What is being asked:
Collect all lines below with the string "this".

Stored entries:
========

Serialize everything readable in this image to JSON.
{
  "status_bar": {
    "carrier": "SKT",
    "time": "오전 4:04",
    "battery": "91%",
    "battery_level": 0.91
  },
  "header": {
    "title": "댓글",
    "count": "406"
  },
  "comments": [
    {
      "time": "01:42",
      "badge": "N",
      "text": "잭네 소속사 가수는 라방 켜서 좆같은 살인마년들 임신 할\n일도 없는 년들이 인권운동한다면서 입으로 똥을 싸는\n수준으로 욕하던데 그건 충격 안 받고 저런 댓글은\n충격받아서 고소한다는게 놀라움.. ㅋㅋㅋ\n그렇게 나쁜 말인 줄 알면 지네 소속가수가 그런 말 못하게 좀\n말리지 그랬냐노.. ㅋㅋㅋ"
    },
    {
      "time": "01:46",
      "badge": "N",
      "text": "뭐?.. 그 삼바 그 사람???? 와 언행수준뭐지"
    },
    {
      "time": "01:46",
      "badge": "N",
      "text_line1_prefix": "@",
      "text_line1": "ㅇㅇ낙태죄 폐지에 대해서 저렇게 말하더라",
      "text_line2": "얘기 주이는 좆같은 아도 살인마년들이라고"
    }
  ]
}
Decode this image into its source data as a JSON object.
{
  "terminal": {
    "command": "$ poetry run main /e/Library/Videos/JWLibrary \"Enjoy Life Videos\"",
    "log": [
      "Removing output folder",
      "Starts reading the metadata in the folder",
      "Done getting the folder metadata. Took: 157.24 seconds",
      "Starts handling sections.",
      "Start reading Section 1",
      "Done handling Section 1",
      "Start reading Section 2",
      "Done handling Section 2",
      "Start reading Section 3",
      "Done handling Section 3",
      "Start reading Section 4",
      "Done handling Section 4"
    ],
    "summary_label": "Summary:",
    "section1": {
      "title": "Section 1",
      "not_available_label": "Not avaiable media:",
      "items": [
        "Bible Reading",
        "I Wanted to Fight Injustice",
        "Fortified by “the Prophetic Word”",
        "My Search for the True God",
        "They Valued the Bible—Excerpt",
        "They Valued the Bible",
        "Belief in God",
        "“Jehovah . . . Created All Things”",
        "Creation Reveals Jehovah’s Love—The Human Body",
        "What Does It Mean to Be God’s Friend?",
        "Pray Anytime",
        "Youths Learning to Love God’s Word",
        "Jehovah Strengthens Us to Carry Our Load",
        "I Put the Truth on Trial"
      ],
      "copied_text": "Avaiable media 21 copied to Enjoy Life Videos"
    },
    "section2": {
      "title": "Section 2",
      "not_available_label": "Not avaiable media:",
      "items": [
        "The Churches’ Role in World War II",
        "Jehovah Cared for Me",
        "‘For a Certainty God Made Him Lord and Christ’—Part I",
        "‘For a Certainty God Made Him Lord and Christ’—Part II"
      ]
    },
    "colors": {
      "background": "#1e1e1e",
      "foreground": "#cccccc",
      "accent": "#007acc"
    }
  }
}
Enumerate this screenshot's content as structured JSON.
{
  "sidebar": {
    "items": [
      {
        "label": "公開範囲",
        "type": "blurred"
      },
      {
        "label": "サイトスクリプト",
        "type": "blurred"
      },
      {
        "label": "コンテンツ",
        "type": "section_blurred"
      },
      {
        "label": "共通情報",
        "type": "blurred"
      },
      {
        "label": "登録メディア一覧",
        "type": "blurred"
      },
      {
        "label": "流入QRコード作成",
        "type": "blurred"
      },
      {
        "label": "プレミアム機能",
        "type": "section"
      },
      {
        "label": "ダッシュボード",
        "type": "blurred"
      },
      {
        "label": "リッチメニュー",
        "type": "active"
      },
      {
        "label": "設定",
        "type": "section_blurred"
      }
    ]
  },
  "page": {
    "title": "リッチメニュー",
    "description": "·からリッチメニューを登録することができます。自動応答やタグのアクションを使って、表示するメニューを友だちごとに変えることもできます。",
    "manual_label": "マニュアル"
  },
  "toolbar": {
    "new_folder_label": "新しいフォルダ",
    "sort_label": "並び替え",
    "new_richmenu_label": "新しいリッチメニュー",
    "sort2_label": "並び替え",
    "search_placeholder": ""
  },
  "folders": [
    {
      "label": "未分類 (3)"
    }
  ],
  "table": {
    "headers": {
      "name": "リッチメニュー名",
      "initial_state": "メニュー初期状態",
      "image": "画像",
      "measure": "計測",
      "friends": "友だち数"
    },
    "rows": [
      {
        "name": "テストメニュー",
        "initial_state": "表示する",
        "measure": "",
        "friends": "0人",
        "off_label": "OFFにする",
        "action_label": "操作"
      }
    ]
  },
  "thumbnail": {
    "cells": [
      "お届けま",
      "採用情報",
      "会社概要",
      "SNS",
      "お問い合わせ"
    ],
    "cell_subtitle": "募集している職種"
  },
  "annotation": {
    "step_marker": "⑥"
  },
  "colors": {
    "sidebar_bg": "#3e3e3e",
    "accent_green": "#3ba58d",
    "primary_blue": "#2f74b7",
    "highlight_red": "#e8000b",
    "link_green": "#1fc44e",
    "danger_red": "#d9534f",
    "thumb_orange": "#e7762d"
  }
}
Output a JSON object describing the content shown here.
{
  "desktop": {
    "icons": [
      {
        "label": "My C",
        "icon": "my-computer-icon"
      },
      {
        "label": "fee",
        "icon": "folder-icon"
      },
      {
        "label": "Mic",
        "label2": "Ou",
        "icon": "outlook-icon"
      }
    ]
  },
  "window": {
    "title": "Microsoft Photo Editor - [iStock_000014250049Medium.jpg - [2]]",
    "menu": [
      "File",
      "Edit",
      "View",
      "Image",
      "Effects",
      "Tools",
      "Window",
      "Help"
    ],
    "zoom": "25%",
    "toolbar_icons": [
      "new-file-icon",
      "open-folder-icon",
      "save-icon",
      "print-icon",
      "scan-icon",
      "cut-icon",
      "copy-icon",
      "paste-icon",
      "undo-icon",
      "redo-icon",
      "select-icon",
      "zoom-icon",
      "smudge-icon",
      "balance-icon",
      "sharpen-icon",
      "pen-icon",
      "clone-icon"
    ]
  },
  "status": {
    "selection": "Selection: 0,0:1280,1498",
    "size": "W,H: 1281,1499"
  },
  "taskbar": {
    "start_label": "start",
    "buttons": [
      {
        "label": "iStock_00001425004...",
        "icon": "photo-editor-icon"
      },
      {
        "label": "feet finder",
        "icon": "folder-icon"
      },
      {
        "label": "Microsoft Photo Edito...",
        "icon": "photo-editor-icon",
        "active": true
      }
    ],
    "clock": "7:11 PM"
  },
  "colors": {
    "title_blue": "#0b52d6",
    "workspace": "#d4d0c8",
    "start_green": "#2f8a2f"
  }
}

========

Answer in full:
Serialize everything readable in this image to JSON.
Decode this image into its source data as a JSON object.
Enumerate this screenshot's content as structured JSON.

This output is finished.